**Exercise directions**
Where a line in the listing contains the string "vuxna", copy that line out.

==== Stored data ====

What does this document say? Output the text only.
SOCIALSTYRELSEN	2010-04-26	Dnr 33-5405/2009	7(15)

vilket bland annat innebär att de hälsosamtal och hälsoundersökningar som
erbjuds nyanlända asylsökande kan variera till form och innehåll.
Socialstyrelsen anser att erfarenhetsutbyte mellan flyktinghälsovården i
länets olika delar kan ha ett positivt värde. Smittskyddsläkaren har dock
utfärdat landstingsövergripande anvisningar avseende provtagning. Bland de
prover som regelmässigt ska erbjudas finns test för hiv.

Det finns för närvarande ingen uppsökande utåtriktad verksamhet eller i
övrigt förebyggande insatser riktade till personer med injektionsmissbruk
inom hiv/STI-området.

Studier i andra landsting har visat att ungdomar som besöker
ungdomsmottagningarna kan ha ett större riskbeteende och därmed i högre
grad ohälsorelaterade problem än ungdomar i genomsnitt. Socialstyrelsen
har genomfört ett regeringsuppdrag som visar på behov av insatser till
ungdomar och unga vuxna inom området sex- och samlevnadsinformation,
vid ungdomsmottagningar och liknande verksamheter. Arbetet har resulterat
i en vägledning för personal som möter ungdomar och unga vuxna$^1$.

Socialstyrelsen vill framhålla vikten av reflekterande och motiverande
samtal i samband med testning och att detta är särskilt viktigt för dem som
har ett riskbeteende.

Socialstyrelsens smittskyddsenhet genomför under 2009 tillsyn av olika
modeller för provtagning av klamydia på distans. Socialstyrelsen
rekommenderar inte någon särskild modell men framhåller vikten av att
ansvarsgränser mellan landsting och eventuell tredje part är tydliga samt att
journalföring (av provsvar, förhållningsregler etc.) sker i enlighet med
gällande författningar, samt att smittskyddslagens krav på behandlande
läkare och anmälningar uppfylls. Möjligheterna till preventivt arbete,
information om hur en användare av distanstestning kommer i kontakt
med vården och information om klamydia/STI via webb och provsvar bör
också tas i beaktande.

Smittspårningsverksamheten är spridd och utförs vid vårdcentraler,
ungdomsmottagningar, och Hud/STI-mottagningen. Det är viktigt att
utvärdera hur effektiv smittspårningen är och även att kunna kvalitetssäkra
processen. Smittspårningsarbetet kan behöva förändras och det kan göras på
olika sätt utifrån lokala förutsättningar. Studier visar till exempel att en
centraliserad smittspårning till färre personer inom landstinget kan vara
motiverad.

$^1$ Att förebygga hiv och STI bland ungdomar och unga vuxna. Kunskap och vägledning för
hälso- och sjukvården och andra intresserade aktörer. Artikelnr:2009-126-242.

====

**Written solution**
ungdomar och unga vuxna inom området sex- och samlevnadsinformation,
i en vägledning för personal som möter ungdomar och unga vuxna$^1$.
$^1$ Att förebygga hiv och STI bland ungdomar och unga vuxna. Kunskap och vägledning för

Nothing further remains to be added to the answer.